** START OF ENTRIES **

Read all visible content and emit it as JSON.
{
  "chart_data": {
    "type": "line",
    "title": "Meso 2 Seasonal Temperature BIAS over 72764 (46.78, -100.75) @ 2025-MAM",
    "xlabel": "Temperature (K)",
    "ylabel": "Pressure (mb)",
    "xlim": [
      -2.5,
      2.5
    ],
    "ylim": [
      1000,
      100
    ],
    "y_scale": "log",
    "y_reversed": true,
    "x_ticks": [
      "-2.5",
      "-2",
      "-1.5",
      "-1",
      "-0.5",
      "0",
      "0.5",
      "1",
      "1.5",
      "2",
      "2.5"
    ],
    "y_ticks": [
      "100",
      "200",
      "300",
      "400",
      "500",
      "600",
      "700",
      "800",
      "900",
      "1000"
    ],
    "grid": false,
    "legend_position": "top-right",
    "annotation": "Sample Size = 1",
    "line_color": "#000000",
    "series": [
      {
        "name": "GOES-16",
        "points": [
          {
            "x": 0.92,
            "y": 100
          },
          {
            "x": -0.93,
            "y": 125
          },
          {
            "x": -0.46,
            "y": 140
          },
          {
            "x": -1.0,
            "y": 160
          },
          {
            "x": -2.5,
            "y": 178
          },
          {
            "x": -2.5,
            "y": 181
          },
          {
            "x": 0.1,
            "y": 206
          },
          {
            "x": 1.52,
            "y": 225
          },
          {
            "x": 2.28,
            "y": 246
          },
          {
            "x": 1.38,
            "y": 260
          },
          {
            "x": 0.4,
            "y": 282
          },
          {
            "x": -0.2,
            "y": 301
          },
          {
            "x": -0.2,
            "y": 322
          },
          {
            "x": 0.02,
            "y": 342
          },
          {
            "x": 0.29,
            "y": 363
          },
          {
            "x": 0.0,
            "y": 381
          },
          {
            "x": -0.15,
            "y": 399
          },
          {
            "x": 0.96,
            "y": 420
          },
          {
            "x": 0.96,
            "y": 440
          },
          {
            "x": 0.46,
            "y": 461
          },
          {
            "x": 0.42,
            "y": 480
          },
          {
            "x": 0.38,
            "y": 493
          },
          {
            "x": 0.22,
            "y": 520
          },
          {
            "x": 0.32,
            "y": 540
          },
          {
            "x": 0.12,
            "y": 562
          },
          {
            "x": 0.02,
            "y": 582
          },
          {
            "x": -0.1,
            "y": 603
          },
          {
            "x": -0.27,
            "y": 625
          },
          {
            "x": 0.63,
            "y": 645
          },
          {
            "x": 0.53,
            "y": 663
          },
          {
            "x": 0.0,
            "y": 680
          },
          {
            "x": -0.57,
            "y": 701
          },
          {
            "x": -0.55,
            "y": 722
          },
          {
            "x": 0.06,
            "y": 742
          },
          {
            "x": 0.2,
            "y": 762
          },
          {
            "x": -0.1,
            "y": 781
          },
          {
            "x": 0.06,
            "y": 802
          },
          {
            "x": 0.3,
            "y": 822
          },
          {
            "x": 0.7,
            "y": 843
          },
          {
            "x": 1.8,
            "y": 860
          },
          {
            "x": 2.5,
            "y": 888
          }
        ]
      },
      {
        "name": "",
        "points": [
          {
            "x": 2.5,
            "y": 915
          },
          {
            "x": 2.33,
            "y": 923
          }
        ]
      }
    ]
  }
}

** END OF ENTRIES **

** WHAT THE EXERCISE ASKS **
Transcribe the material exactly as it reads.

** TASK RESPONSE **
Read all visible content and emit it as JSON.
{
  "chart_data": {
    "type": "line",
    "title": "Meso 2 Seasonal Temperature BIAS over 72764 (46.78, -100.75) @ 2025-MAM",
    "xlabel": "Temperature (K)",
    "ylabel": "Pressure (mb)",
    "xlim": [
      -2.5,
      2.5
    ],
    "ylim": [
      1000,
      100
    ],
    "y_scale": "log",
    "y_reversed": true,
    "x_ticks": [
      "-2.5",
      "-2",
      "-1.5",
      "-1",
      "-0.5",
      "0",
      "0.5",
      "1",
      "1.5",
      "2",
      "2.5"
    ],
    "y_ticks": [
      "100",
      "200",
      "300",
      "400",
      "500",
      "600",
      "700",
      "800",
      "900",
      "1000"
    ],
    "grid": false,
    "legend_position": "top-right",
    "annotation": "Sample Size = 1",
    "line_color": "#000000",
    "series": [
      {
        "name": "GOES-16",
        "points": [
          {
            "x": 0.92,
            "y": 100
          },
          {
            "x": -0.93,
            "y": 125
          },
          {
            "x": -0.46,
            "y": 140
          },
          {
            "x": -1.0,
            "y": 160
          },
          {
            "x": -2.5,
            "y": 178
          },
          {
            "x": -2.5,
            "y": 181
          },
          {
            "x": 0.1,
            "y": 206
          },
          {
            "x": 1.52,
            "y": 225
          },
          {
            "x": 2.28,
            "y": 246
          },
          {
            "x": 1.38,
            "y": 260
          },
          {
            "x": 0.4,
            "y": 282
          },
          {
            "x": -0.2,
            "y": 301
          },
          {
            "x": -0.2,
            "y": 322
          },
          {
            "x": 0.02,
            "y": 342
          },
          {
            "x": 0.29,
            "y": 363
          },
          {
            "x": 0.0,
            "y": 381
          },
          {
            "x": -0.15,
            "y": 399
          },
          {
            "x": 0.96,
            "y": 420
          },
          {
            "x": 0.96,
            "y": 440
          },
          {
            "x": 0.46,
            "y": 461
          },
          {
            "x": 0.42,
            "y": 480
          },
          {
            "x": 0.38,
            "y": 493
          },
          {
            "x": 0.22,
            "y": 520
          },
          {
            "x": 0.32,
            "y": 540
          },
          {
            "x": 0.12,
            "y": 562
          },
          {
            "x": 0.02,
            "y": 582
          },
          {
            "x": -0.1,
            "y": 603
          },
          {
            "x": -0.27,
            "y": 625
          },
          {
            "x": 0.63,
            "y": 645
          },
          {
            "x": 0.53,
            "y": 663
          },
          {
            "x": 0.0,
            "y": 680
          },
          {
            "x": -0.57,
            "y": 701
          },
          {
            "x": -0.55,
            "y": 722
          },
          {
            "x": 0.06,
            "y": 742
          },
          {
            "x": 0.2,
            "y": 762
          },
          {
            "x": -0.1,
            "y": 781
          },
          {
            "x": 0.06,
            "y": 802
          },
          {
            "x": 0.3,
            "y": 822
          },
          {
            "x": 0.7,
            "y": 843
          },
          {
            "x": 1.8,
            "y": 860
          },
          {
            "x": 2.5,
            "y": 888
          }
        ]
      },
      {
        "name": "",
        "points": [
          {
            "x": 2.5,
            "y": 915
          },
          {
            "x": 2.33,
            "y": 923
          }
        ]
      }
    ]
  }
}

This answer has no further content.